Go through the listing and return every line with "صالح" in it.

-- START Input data --

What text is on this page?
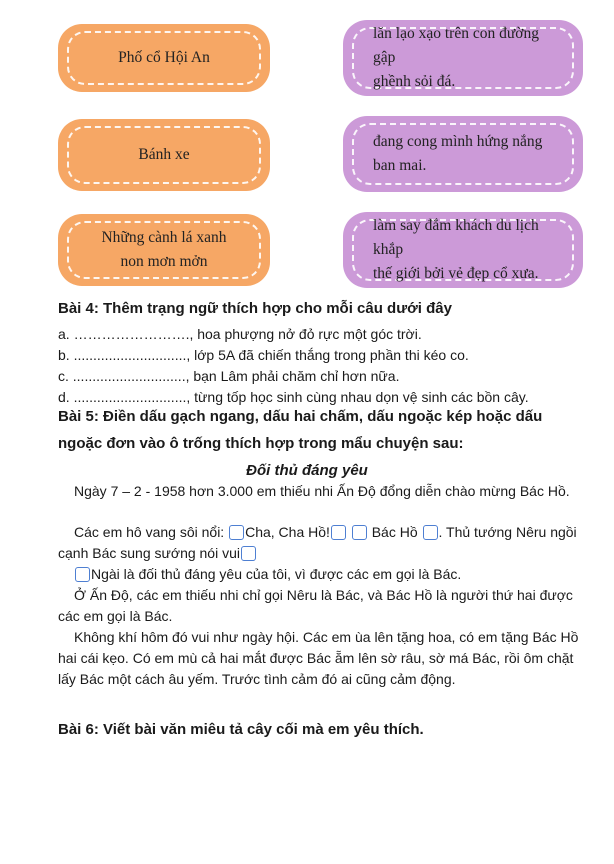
Phố cổ Hội An
Bánh xe
Những cành lá xanh
non mơn mởn
lăn lạo xạo trên con đường gập
ghềnh sỏi đá.
đang cong mình hứng nắng
ban mai.
làm say đắm khách du lịch khắp
thế giới bởi vẻ đẹp cổ xưa.
Bài 4: Thêm trạng ngữ thích hợp cho mỗi câu dưới đây
a. ……………………., hoa phượng nở đỏ rực một góc trời.
b. ............................., lớp 5A đã chiến thắng trong phần thi kéo co.
c. ............................., bạn Lâm phải chăm chỉ hơn nữa.
d. ............................., từng tốp học sinh cùng nhau dọn vệ sinh các bồn cây.
Bài 5: Điền dấu gạch ngang, dấu hai chấm, dấu ngoặc kép hoặc dấu
ngoặc đơn vào ô trống thích hợp trong mẩu chuyện sau:
Đối thủ đáng yêu
Ngày 7 – 2 - 1958 hơn 3.000 em thiếu nhi Ấn Độ đổng diễn chào mừng Bác Hồ.
Các em hô vang sôi nổi: Cha, Cha Hồ!	Bác Hồ . Thủ tướng Nêru ngồi cạnh Bác sung sướng nói vui
Ngài là đối thủ đáng yêu của tôi, vì được các em gọi là Bác.
Ở Ấn Độ, các em thiếu nhi chỉ gọi Nêru là Bác, và Bác Hồ là người thứ hai được các em gọi là Bác.
Không khí hôm đó vui như ngày hội. Các em ùa lên tặng hoa, có em tặng Bác Hồ hai cái kẹo. Có em mù cả hai mắt được Bác ẵm lên sờ râu, sờ má Bác, rồi ôm chặt lấy Bác một cách âu yếm. Trước tình cảm đó ai cũng cảm động.
Bài 6: Viết bài văn miêu tả cây cối mà em yêu thích.
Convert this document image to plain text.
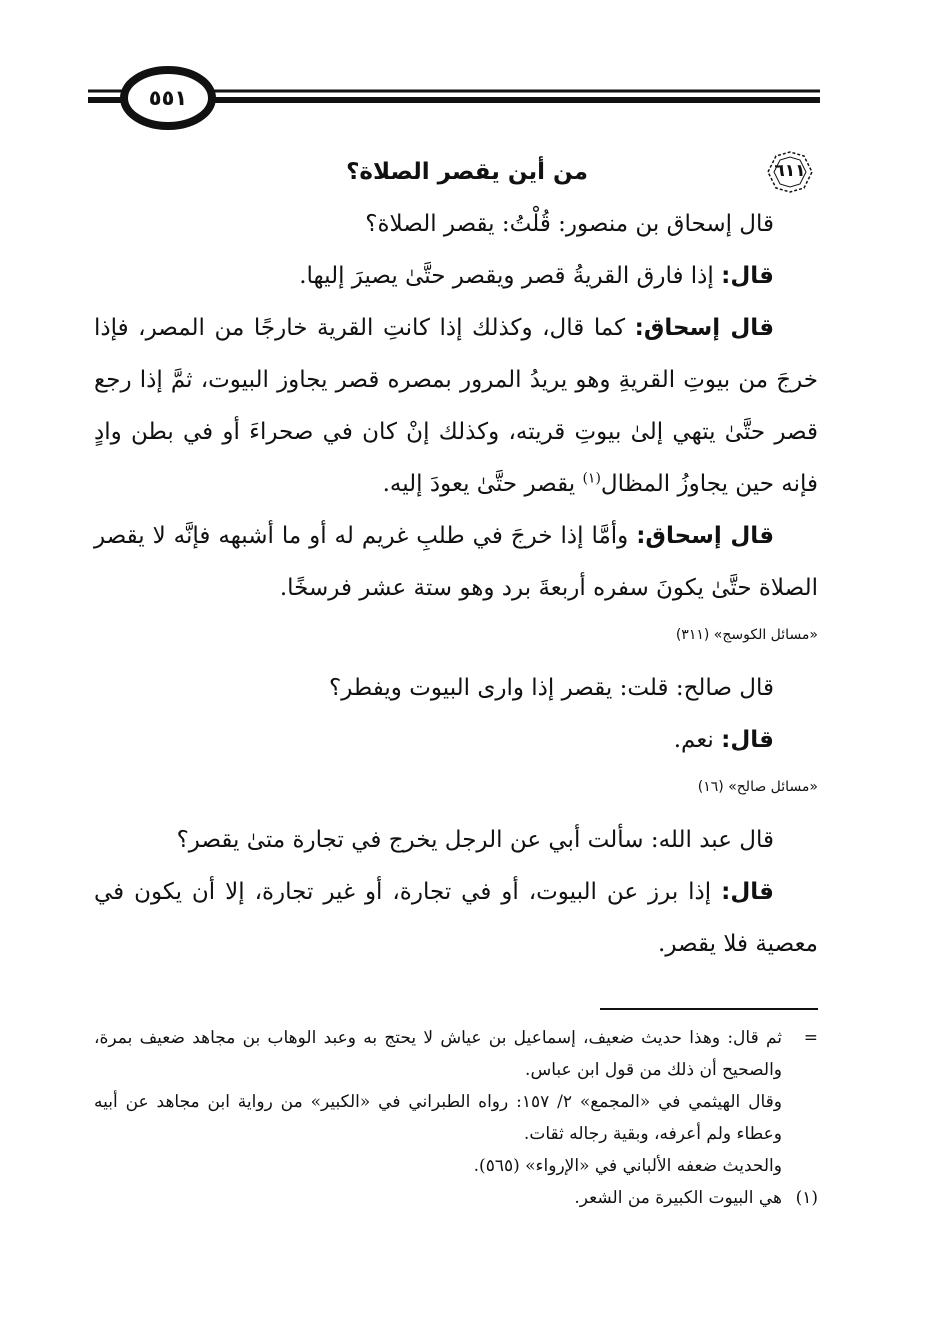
٥٥١
٦١١
من أين يقصر الصلاة؟

قال إسحاق بن منصور: قُلْتُ: يقصر الصلاة؟

قال: إذا فارق القريةُ قصر ويقصر حتَّىٰ يصيرَ إليها.

قال إسحاق: كما قال، وكذلك إذا كانتِ القرية خارجًا من المصر، فإذا خرجَ من بيوتِ القريةِ وهو يريدُ المرور بمصره قصر يجاوز البيوت، ثمَّ إذا رجع قصر حتَّىٰ يتهي إلىٰ بيوتِ قريته، وكذلك إنْ كان في صحراءَ أو في بطن وادٍ فإنه حين يجاوزُ المظال$^{(١)}$ يقصر حتَّىٰ يعودَ إليه.

قال إسحاق: وأمَّا إذا خرجَ في طلبِ غريم له أو ما أشبهه فإنَّه لا يقصر الصلاة حتَّىٰ يكونَ سفره أربعةَ برد وهو ستة عشر فرسخًا.

«مسائل الكوسج» (٣١١)

قال صالح: قلت: يقصر إذا وارى البيوت ويفطر؟

قال: نعم.

«مسائل صالح» (١٦)

قال عبد الله: سألت أبي عن الرجل يخرج في تجارة متىٰ يقصر؟

قال: إذا برز عن البيوت، أو في تجارة، أو غير تجارة، إلا أن يكون في معصية فلا يقصر.

=

ثم قال: وهذا حديث ضعيف، إسماعيل بن عياش لا يحتج به وعبد الوهاب بن مجاهد ضعيف بمرة، والصحيح أن ذلك من قول ابن عباس.

وقال الهيثمي في «المجمع» ٢/ ١٥٧: رواه الطبراني في «الكبير» من رواية ابن مجاهد عن أبيه وعطاء ولم أعرفه، وبقية رجاله ثقات.

والحديث ضعفه الألباني في «الإرواء» (٥٦٥).

(١)

هي البيوت الكبيرة من الشعر.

-- END Input data --

[Final answer]
قال صالح: قلت: يقصر إذا وارى البيوت ويفطر؟
«مسائل صالح» (١٦)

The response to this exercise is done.